Task statement → Reproduce the records that follow in full, excluding any picture they contain.
-------- Listing --------
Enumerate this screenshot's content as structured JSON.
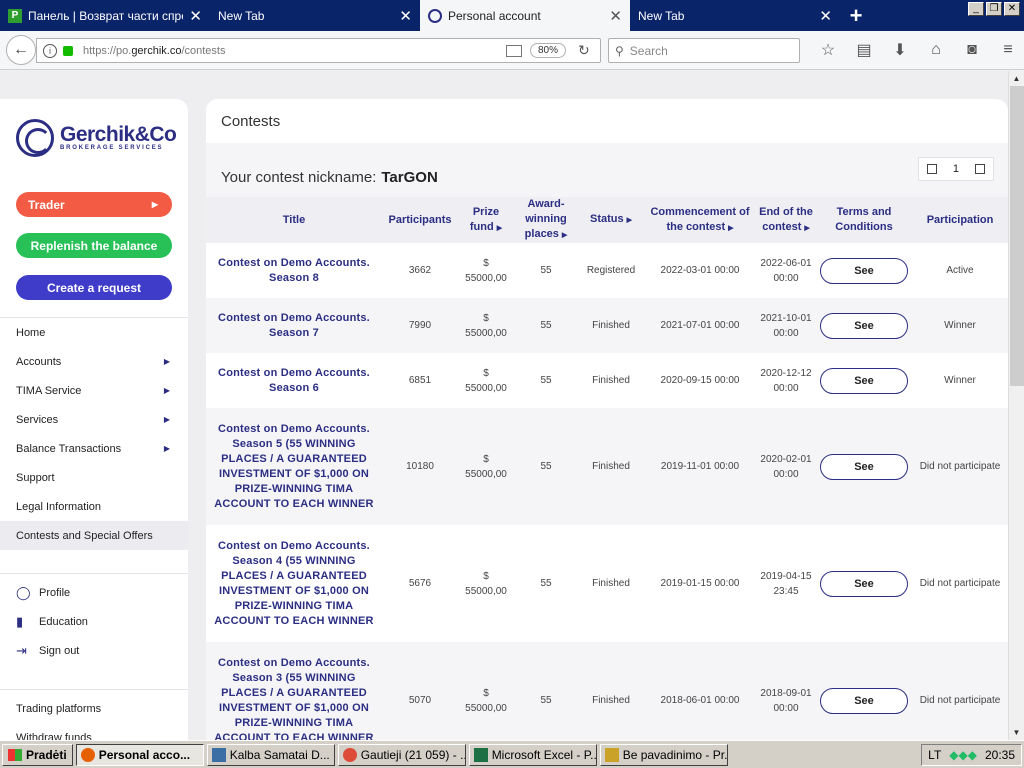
{
  "browser": {
    "tabs": [
      {
        "title": "Панель | Возврат части спре...",
        "active": false
      },
      {
        "title": "New Tab",
        "active": false
      },
      {
        "title": "Personal account",
        "active": true
      },
      {
        "title": "New Tab",
        "active": false
      }
    ],
    "url_prefix": "https://po.",
    "url_domain": "gerchik.co",
    "url_path": "/contests",
    "zoom": "80%",
    "search_placeholder": "Search"
  },
  "logo": {
    "name": "Gerchik&Co",
    "tagline": "BROKERAGE SERVICES"
  },
  "sidebar": {
    "trader_button": "Trader",
    "replenish_button": "Replenish the balance",
    "request_button": "Create a request",
    "menu": [
      {
        "label": "Home",
        "has_submenu": false,
        "selected": false
      },
      {
        "label": "Accounts",
        "has_submenu": true,
        "selected": false
      },
      {
        "label": "TIMA Service",
        "has_submenu": true,
        "selected": false
      },
      {
        "label": "Services",
        "has_submenu": true,
        "selected": false
      },
      {
        "label": "Balance Transactions",
        "has_submenu": true,
        "selected": false
      },
      {
        "label": "Support",
        "has_submenu": false,
        "selected": false
      },
      {
        "label": "Legal Information",
        "has_submenu": false,
        "selected": false
      },
      {
        "label": "Contests and Special Offers",
        "has_submenu": false,
        "selected": true
      }
    ],
    "account_menu": [
      {
        "label": "Profile",
        "icon": "user-icon"
      },
      {
        "label": "Education",
        "icon": "book-icon"
      },
      {
        "label": "Sign out",
        "icon": "sign-out-icon"
      }
    ],
    "bottom_menu": [
      "Trading platforms",
      "Withdraw funds"
    ]
  },
  "main": {
    "page_title": "Contests",
    "nickname_label": "Your contest nickname:",
    "nickname": "TarGON",
    "current_page": "1",
    "columns": [
      "Title",
      "Participants",
      "Prize fund",
      "Award-winning places",
      "Status",
      "Commencement of the contest",
      "End of the contest",
      "Terms and Conditions",
      "Participation"
    ],
    "rows": [
      {
        "title": "Contest on Demo Accounts. Season 8",
        "participants": "3662",
        "prize": "$ 55000,00",
        "places": "55",
        "status": "Registered",
        "start": "2022-03-01 00:00",
        "end": "2022-06-01 00:00",
        "terms": "See",
        "participation": "Active"
      },
      {
        "title": "Contest on Demo Accounts. Season 7",
        "participants": "7990",
        "prize": "$ 55000,00",
        "places": "55",
        "status": "Finished",
        "start": "2021-07-01 00:00",
        "end": "2021-10-01 00:00",
        "terms": "See",
        "participation": "Winner"
      },
      {
        "title": "Contest on Demo Accounts. Season 6",
        "participants": "6851",
        "prize": "$ 55000,00",
        "places": "55",
        "status": "Finished",
        "start": "2020-09-15 00:00",
        "end": "2020-12-12 00:00",
        "terms": "See",
        "participation": "Winner"
      },
      {
        "title": "Contest on Demo Accounts. Season 5 (55 WINNING PLACES / A GUARANTEED INVESTMENT OF $1,000 ON PRIZE-WINNING TIMA ACCOUNT TO EACH WINNER",
        "participants": "10180",
        "prize": "$ 55000,00",
        "places": "55",
        "status": "Finished",
        "start": "2019-11-01 00:00",
        "end": "2020-02-01 00:00",
        "terms": "See",
        "participation": "Did not participate"
      },
      {
        "title": "Contest on Demo Accounts. Season 4 (55 WINNING PLACES / A GUARANTEED INVESTMENT OF $1,000 ON PRIZE-WINNING TIMA ACCOUNT TO EACH WINNER",
        "participants": "5676",
        "prize": "$ 55000,00",
        "places": "55",
        "status": "Finished",
        "start": "2019-01-15 00:00",
        "end": "2019-04-15 23:45",
        "terms": "See",
        "participation": "Did not participate"
      },
      {
        "title": "Contest on Demo Accounts. Season 3 (55 WINNING PLACES / A GUARANTEED INVESTMENT OF $1,000 ON PRIZE-WINNING TIMA ACCOUNT TO EACH WINNER",
        "participants": "5070",
        "prize": "$ 55000,00",
        "places": "55",
        "status": "Finished",
        "start": "2018-06-01 00:00",
        "end": "2018-09-01 00:00",
        "terms": "See",
        "participation": "Did not participate"
      }
    ]
  },
  "taskbar": {
    "start": "Pradėti",
    "items": [
      {
        "label": "Personal acco...",
        "active": true
      },
      {
        "label": "Kalba Samatai  D...",
        "active": false
      },
      {
        "label": "Gautieji (21 059) - ...",
        "active": false
      },
      {
        "label": "Microsoft Excel - P...",
        "active": false
      },
      {
        "label": "Be pavadinimo - Pr...",
        "active": false
      }
    ],
    "lang": "LT",
    "clock": "20:35"
  },
  "colors": {
    "brand": "#2b2e83",
    "trader": "#f35b44",
    "replenish": "#27c157",
    "request": "#3e3cc8",
    "titlebar": "#0a246a"
  }
}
--------
Right answer →
Enumerate this screenshot's content as structured JSON.
{
  "browser": {
    "tabs": [
      {
        "title": "Панель | Возврат части спре...",
        "active": false
      },
      {
        "title": "New Tab",
        "active": false
      },
      {
        "title": "Personal account",
        "active": true
      },
      {
        "title": "New Tab",
        "active": false
      }
    ],
    "url_prefix": "https://po.",
    "url_domain": "gerchik.co",
    "url_path": "/contests",
    "zoom": "80%",
    "search_placeholder": "Search"
  },
  "logo": {
    "name": "Gerchik&Co",
    "tagline": "BROKERAGE SERVICES"
  },
  "sidebar": {
    "trader_button": "Trader",
    "replenish_button": "Replenish the balance",
    "request_button": "Create a request",
    "menu": [
      {
        "label": "Home",
        "has_submenu": false,
        "selected": false
      },
      {
        "label": "Accounts",
        "has_submenu": true,
        "selected": false
      },
      {
        "label": "TIMA Service",
        "has_submenu": true,
        "selected": false
      },
      {
        "label": "Services",
        "has_submenu": true,
        "selected": false
      },
      {
        "label": "Balance Transactions",
        "has_submenu": true,
        "selected": false
      },
      {
        "label": "Support",
        "has_submenu": false,
        "selected": false
      },
      {
        "label": "Legal Information",
        "has_submenu": false,
        "selected": false
      },
      {
        "label": "Contests and Special Offers",
        "has_submenu": false,
        "selected": true
      }
    ],
    "account_menu": [
      {
        "label": "Profile",
        "icon": "user-icon"
      },
      {
        "label": "Education",
        "icon": "book-icon"
      },
      {
        "label": "Sign out",
        "icon": "sign-out-icon"
      }
    ],
    "bottom_menu": [
      "Trading platforms",
      "Withdraw funds"
    ]
  },
  "main": {
    "page_title": "Contests",
    "nickname_label": "Your contest nickname:",
    "nickname": "TarGON",
    "current_page": "1",
    "columns": [
      "Title",
      "Participants",
      "Prize fund",
      "Award-winning places",
      "Status",
      "Commencement of the contest",
      "End of the contest",
      "Terms and Conditions",
      "Participation"
    ],
    "rows": [
      {
        "title": "Contest on Demo Accounts. Season 8",
        "participants": "3662",
        "prize": "$ 55000,00",
        "places": "55",
        "status": "Registered",
        "start": "2022-03-01 00:00",
        "end": "2022-06-01 00:00",
        "terms": "See",
        "participation": "Active"
      },
      {
        "title": "Contest on Demo Accounts. Season 7",
        "participants": "7990",
        "prize": "$ 55000,00",
        "places": "55",
        "status": "Finished",
        "start": "2021-07-01 00:00",
        "end": "2021-10-01 00:00",
        "terms": "See",
        "participation": "Winner"
      },
      {
        "title": "Contest on Demo Accounts. Season 6",
        "participants": "6851",
        "prize": "$ 55000,00",
        "places": "55",
        "status": "Finished",
        "start": "2020-09-15 00:00",
        "end": "2020-12-12 00:00",
        "terms": "See",
        "participation": "Winner"
      },
      {
        "title": "Contest on Demo Accounts. Season 5 (55 WINNING PLACES / A GUARANTEED INVESTMENT OF $1,000 ON PRIZE-WINNING TIMA ACCOUNT TO EACH WINNER",
        "participants": "10180",
        "prize": "$ 55000,00",
        "places": "55",
        "status": "Finished",
        "start": "2019-11-01 00:00",
        "end": "2020-02-01 00:00",
        "terms": "See",
        "participation": "Did not participate"
      },
      {
        "title": "Contest on Demo Accounts. Season 4 (55 WINNING PLACES / A GUARANTEED INVESTMENT OF $1,000 ON PRIZE-WINNING TIMA ACCOUNT TO EACH WINNER",
        "participants": "5676",
        "prize": "$ 55000,00",
        "places": "55",
        "status": "Finished",
        "start": "2019-01-15 00:00",
        "end": "2019-04-15 23:45",
        "terms": "See",
        "participation": "Did not participate"
      },
      {
        "title": "Contest on Demo Accounts. Season 3 (55 WINNING PLACES / A GUARANTEED INVESTMENT OF $1,000 ON PRIZE-WINNING TIMA ACCOUNT TO EACH WINNER",
        "participants": "5070",
        "prize": "$ 55000,00",
        "places": "55",
        "status": "Finished",
        "start": "2018-06-01 00:00",
        "end": "2018-09-01 00:00",
        "terms": "See",
        "participation": "Did not participate"
      }
    ]
  },
  "taskbar": {
    "start": "Pradėti",
    "items": [
      {
        "label": "Personal acco...",
        "active": true
      },
      {
        "label": "Kalba Samatai  D...",
        "active": false
      },
      {
        "label": "Gautieji (21 059) - ...",
        "active": false
      },
      {
        "label": "Microsoft Excel - P...",
        "active": false
      },
      {
        "label": "Be pavadinimo - Pr...",
        "active": false
      }
    ],
    "lang": "LT",
    "clock": "20:35"
  },
  "colors": {
    "brand": "#2b2e83",
    "trader": "#f35b44",
    "replenish": "#27c157",
    "request": "#3e3cc8",
    "titlebar": "#0a246a"
  }
}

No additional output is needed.